+++ Listed records

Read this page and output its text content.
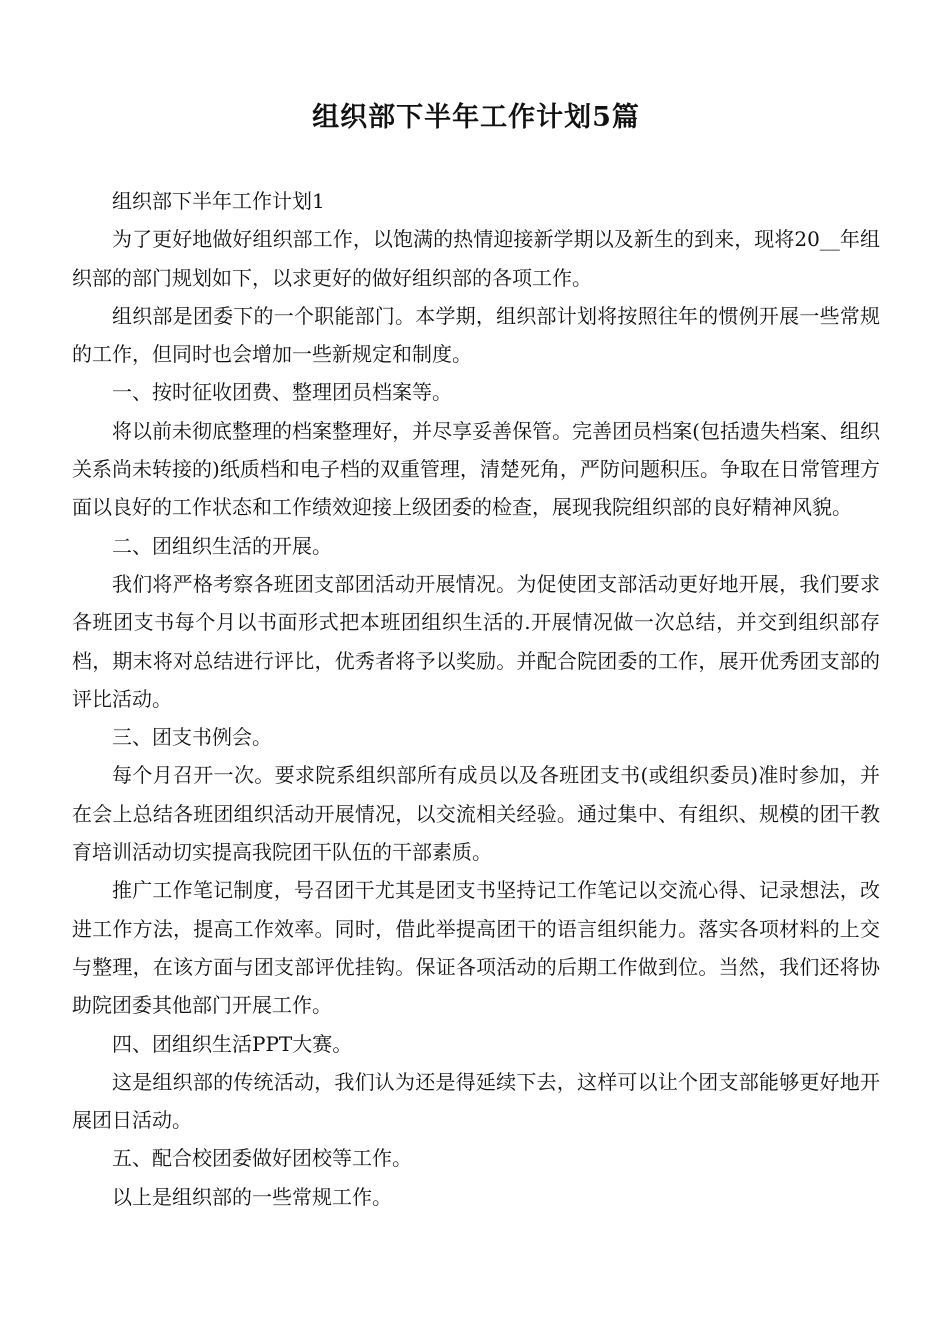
组织部下半年工作计划5篇

组织部下半年工作计划1

为了更好地做好组织部工作，以饱满的热情迎接新学期以及新生的到来，现将20__年组织部的部门规划如下，以求更好的做好组织部的各项工作。

组织部是团委下的一个职能部门。本学期，组织部计划将按照往年的惯例开展一些常规的工作，但同时也会增加一些新规定和制度。

一、按时征收团费、整理团员档案等。

将以前未彻底整理的档案整理好，并尽享妥善保管。完善团员档案(包括遗失档案、组织关系尚未转接的)纸质档和电子档的双重管理，清楚死角，严防问题积压。争取在日常管理方面以良好的工作状态和工作绩效迎接上级团委的检查，展现我院组织部的良好精神风貌。

二、团组织生活的开展。

我们将严格考察各班团支部团活动开展情况。为促使团支部活动更好地开展，我们要求各班团支书每个月以书面形式把本班团组织生活的.开展情况做一次总结，并交到组织部存档，期末将对总结进行评比，优秀者将予以奖励。并配合院团委的工作，展开优秀团支部的评比活动。

三、团支书例会。

每个月召开一次。要求院系组织部所有成员以及各班团支书(或组织委员)准时参加，并在会上总结各班团组织活动开展情况，以交流相关经验。通过集中、有组织、规模的团干教育培训活动切实提高我院团干队伍的干部素质。

推广工作笔记制度，号召团干尤其是团支书坚持记工作笔记以交流心得、记录想法，改进工作方法，提高工作效率。同时，借此举提高团干的语言组织能力。落实各项材料的上交与整理，在该方面与团支部评优挂钩。保证各项活动的后期工作做到位。当然，我们还将协助院团委其他部门开展工作。

四、团组织生活PPT大赛。

这是组织部的传统活动，我们认为还是得延续下去，这样可以让个团支部能够更好地开展团日活动。

五、配合校团委做好团校等工作。

以上是组织部的一些常规工作。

++++++

> Job
Retype the listing exactly. Pictures do not belong in the copy.

> Worked solution
Read this page and output its text content.
组织部下半年工作计划5篇

组织部下半年工作计划1

为了更好地做好组织部工作，以饱满的热情迎接新学期以及新生的到来，现将20__年组织部的部门规划如下，以求更好的做好组织部的各项工作。

组织部是团委下的一个职能部门。本学期，组织部计划将按照往年的惯例开展一些常规的工作，但同时也会增加一些新规定和制度。

一、按时征收团费、整理团员档案等。

将以前未彻底整理的档案整理好，并尽享妥善保管。完善团员档案(包括遗失档案、组织关系尚未转接的)纸质档和电子档的双重管理，清楚死角，严防问题积压。争取在日常管理方面以良好的工作状态和工作绩效迎接上级团委的检查，展现我院组织部的良好精神风貌。

二、团组织生活的开展。

我们将严格考察各班团支部团活动开展情况。为促使团支部活动更好地开展，我们要求各班团支书每个月以书面形式把本班团组织生活的.开展情况做一次总结，并交到组织部存档，期末将对总结进行评比，优秀者将予以奖励。并配合院团委的工作，展开优秀团支部的评比活动。

三、团支书例会。

每个月召开一次。要求院系组织部所有成员以及各班团支书(或组织委员)准时参加，并在会上总结各班团组织活动开展情况，以交流相关经验。通过集中、有组织、规模的团干教育培训活动切实提高我院团干队伍的干部素质。

推广工作笔记制度，号召团干尤其是团支书坚持记工作笔记以交流心得、记录想法，改进工作方法，提高工作效率。同时，借此举提高团干的语言组织能力。落实各项材料的上交与整理，在该方面与团支部评优挂钩。保证各项活动的后期工作做到位。当然，我们还将协助院团委其他部门开展工作。

四、团组织生活PPT大赛。

这是组织部的传统活动，我们认为还是得延续下去，这样可以让个团支部能够更好地开展团日活动。

五、配合校团委做好团校等工作。

以上是组织部的一些常规工作。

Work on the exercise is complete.